— Start MATERIAL —
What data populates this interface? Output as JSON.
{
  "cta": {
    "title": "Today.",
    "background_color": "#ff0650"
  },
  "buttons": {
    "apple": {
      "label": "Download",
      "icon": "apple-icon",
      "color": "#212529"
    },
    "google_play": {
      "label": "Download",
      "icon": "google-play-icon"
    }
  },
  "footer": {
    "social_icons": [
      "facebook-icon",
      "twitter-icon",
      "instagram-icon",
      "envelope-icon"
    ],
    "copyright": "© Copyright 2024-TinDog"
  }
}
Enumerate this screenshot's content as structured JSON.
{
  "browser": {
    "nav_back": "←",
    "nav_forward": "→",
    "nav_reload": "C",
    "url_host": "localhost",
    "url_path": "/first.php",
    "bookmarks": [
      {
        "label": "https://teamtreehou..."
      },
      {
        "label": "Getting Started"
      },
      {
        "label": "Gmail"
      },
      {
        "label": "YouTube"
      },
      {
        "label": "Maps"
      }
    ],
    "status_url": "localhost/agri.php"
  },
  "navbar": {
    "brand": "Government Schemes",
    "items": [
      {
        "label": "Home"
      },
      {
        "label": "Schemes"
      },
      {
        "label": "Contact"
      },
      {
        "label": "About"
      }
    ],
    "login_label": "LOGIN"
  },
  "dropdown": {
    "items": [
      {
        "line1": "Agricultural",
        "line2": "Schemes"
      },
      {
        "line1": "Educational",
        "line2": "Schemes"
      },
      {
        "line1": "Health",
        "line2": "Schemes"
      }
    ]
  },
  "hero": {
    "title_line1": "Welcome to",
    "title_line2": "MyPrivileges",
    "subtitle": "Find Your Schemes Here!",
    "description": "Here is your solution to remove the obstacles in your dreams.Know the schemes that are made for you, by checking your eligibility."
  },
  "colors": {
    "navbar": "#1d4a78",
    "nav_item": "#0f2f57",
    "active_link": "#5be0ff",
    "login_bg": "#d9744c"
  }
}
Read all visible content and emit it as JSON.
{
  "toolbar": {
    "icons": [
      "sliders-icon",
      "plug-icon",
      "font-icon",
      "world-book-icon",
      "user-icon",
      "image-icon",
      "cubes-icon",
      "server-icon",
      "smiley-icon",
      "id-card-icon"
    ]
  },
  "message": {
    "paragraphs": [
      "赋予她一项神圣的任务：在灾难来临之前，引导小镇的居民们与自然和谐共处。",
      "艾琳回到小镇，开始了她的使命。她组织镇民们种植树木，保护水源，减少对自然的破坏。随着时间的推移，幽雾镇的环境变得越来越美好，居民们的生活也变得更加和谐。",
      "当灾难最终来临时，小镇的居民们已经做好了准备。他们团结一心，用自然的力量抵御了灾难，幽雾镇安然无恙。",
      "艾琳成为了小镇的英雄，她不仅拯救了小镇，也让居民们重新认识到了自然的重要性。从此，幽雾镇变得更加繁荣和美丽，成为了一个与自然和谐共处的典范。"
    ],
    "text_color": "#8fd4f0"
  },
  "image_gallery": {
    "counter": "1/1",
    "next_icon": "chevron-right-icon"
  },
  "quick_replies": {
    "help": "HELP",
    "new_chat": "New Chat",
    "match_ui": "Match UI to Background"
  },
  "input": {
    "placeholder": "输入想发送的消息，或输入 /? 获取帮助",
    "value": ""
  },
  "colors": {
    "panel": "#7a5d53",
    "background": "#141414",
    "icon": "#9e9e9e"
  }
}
— End MATERIAL —
THE REQUEST
Copy the records above exactly as they appear.

FULL SOLUTION
What data populates this interface? Output as JSON.
{
  "cta": {
    "title": "Today.",
    "background_color": "#ff0650"
  },
  "buttons": {
    "apple": {
      "label": "Download",
      "icon": "apple-icon",
      "color": "#212529"
    },
    "google_play": {
      "label": "Download",
      "icon": "google-play-icon"
    }
  },
  "footer": {
    "social_icons": [
      "facebook-icon",
      "twitter-icon",
      "instagram-icon",
      "envelope-icon"
    ],
    "copyright": "© Copyright 2024-TinDog"
  }
}
Enumerate this screenshot's content as structured JSON.
{
  "browser": {
    "nav_back": "←",
    "nav_forward": "→",
    "nav_reload": "C",
    "url_host": "localhost",
    "url_path": "/first.php",
    "bookmarks": [
      {
        "label": "https://teamtreehou..."
      },
      {
        "label": "Getting Started"
      },
      {
        "label": "Gmail"
      },
      {
        "label": "YouTube"
      },
      {
        "label": "Maps"
      }
    ],
    "status_url": "localhost/agri.php"
  },
  "navbar": {
    "brand": "Government Schemes",
    "items": [
      {
        "label": "Home"
      },
      {
        "label": "Schemes"
      },
      {
        "label": "Contact"
      },
      {
        "label": "About"
      }
    ],
    "login_label": "LOGIN"
  },
  "dropdown": {
    "items": [
      {
        "line1": "Agricultural",
        "line2": "Schemes"
      },
      {
        "line1": "Educational",
        "line2": "Schemes"
      },
      {
        "line1": "Health",
        "line2": "Schemes"
      }
    ]
  },
  "hero": {
    "title_line1": "Welcome to",
    "title_line2": "MyPrivileges",
    "subtitle": "Find Your Schemes Here!",
    "description": "Here is your solution to remove the obstacles in your dreams.Know the schemes that are made for you, by checking your eligibility."
  },
  "colors": {
    "navbar": "#1d4a78",
    "nav_item": "#0f2f57",
    "active_link": "#5be0ff",
    "login_bg": "#d9744c"
  }
}
Read all visible content and emit it as JSON.
{
  "toolbar": {
    "icons": [
      "sliders-icon",
      "plug-icon",
      "font-icon",
      "world-book-icon",
      "user-icon",
      "image-icon",
      "cubes-icon",
      "server-icon",
      "smiley-icon",
      "id-card-icon"
    ]
  },
  "message": {
    "paragraphs": [
      "赋予她一项神圣的任务：在灾难来临之前，引导小镇的居民们与自然和谐共处。",
      "艾琳回到小镇，开始了她的使命。她组织镇民们种植树木，保护水源，减少对自然的破坏。随着时间的推移，幽雾镇的环境变得越来越美好，居民们的生活也变得更加和谐。",
      "当灾难最终来临时，小镇的居民们已经做好了准备。他们团结一心，用自然的力量抵御了灾难，幽雾镇安然无恙。",
      "艾琳成为了小镇的英雄，她不仅拯救了小镇，也让居民们重新认识到了自然的重要性。从此，幽雾镇变得更加繁荣和美丽，成为了一个与自然和谐共处的典范。"
    ],
    "text_color": "#8fd4f0"
  },
  "image_gallery": {
    "counter": "1/1",
    "next_icon": "chevron-right-icon"
  },
  "quick_replies": {
    "help": "HELP",
    "new_chat": "New Chat",
    "match_ui": "Match UI to Background"
  },
  "input": {
    "placeholder": "输入想发送的消息，或输入 /? 获取帮助",
    "value": ""
  },
  "colors": {
    "panel": "#7a5d53",
    "background": "#141414",
    "icon": "#9e9e9e"
  }
}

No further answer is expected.